= EXERCISE DIRECTIONS =
Pull each line containing "Overview" out of the data and copy it.
::: MATERIAL FOR THIS EXERCISE :::
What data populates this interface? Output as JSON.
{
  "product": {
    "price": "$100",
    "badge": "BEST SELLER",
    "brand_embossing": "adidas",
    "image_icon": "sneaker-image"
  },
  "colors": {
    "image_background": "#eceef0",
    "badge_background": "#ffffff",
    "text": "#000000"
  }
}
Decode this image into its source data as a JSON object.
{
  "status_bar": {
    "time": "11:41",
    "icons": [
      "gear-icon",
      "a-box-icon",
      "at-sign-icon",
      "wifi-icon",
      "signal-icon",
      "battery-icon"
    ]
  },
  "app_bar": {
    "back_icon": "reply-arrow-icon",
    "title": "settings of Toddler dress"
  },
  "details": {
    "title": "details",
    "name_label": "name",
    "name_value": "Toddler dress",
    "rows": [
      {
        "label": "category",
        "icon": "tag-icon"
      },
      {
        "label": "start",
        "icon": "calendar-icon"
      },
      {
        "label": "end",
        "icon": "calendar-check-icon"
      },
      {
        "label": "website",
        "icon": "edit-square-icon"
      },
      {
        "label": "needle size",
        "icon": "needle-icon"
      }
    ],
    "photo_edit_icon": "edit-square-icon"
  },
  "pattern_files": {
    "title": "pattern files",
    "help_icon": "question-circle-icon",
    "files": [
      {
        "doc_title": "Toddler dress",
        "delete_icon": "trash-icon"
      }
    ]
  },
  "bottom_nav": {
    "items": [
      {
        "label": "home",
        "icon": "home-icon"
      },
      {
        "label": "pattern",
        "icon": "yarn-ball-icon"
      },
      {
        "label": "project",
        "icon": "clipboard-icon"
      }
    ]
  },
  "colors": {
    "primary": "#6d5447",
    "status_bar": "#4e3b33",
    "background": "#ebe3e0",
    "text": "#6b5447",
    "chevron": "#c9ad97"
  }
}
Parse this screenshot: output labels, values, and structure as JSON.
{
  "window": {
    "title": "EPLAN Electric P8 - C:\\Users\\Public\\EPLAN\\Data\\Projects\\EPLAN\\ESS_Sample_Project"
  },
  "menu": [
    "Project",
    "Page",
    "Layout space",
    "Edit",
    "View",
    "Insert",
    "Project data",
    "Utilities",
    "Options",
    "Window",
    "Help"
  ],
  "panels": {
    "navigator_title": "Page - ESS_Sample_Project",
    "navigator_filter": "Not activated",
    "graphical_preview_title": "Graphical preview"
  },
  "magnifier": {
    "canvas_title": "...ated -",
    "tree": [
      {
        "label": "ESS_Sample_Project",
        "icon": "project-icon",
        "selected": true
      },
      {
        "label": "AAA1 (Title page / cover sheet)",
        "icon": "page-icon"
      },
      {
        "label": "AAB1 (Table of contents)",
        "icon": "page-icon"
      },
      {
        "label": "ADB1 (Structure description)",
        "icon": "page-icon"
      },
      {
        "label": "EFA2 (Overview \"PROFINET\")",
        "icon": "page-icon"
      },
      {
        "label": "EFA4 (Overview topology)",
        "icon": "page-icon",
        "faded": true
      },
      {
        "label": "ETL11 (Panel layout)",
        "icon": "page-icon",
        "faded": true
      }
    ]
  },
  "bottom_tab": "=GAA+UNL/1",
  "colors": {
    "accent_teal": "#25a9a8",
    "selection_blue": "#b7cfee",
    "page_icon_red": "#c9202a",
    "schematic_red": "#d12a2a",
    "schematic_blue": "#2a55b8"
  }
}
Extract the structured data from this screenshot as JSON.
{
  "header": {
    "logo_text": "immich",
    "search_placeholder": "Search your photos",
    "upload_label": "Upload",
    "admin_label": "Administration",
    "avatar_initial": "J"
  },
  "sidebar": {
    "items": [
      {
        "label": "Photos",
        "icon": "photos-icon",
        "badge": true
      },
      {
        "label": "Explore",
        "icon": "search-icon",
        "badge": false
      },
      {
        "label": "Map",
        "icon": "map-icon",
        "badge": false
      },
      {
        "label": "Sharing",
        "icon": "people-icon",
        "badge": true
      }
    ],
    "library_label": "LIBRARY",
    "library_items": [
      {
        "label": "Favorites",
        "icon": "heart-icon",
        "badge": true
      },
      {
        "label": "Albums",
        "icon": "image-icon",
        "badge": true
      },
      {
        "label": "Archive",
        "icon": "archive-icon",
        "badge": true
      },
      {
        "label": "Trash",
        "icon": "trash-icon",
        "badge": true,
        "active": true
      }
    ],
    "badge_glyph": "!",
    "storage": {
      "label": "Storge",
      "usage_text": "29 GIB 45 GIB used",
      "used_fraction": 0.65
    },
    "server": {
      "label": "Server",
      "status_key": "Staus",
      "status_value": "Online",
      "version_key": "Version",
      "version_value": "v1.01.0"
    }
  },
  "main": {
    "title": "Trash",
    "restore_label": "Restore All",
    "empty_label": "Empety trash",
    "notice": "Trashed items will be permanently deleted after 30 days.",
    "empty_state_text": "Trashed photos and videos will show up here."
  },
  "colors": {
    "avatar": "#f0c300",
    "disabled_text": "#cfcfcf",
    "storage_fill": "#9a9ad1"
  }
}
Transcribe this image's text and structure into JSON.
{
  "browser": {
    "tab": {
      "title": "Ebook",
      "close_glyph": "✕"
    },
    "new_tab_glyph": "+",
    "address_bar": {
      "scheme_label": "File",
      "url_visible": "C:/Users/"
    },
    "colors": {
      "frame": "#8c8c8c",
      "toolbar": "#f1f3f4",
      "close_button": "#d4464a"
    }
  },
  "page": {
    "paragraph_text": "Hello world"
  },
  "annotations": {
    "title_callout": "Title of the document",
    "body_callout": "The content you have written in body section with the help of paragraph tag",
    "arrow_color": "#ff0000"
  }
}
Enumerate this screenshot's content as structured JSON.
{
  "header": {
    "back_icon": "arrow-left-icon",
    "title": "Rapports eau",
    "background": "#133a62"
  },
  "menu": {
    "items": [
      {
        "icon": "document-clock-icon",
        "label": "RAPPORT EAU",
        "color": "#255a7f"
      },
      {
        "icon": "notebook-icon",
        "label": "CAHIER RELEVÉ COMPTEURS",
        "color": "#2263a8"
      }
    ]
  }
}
:::
= SOLUTION BELOW =
        "label": "EFA2 (Overview \"PROFINET\")",
        "label": "EFA4 (Overview topology)",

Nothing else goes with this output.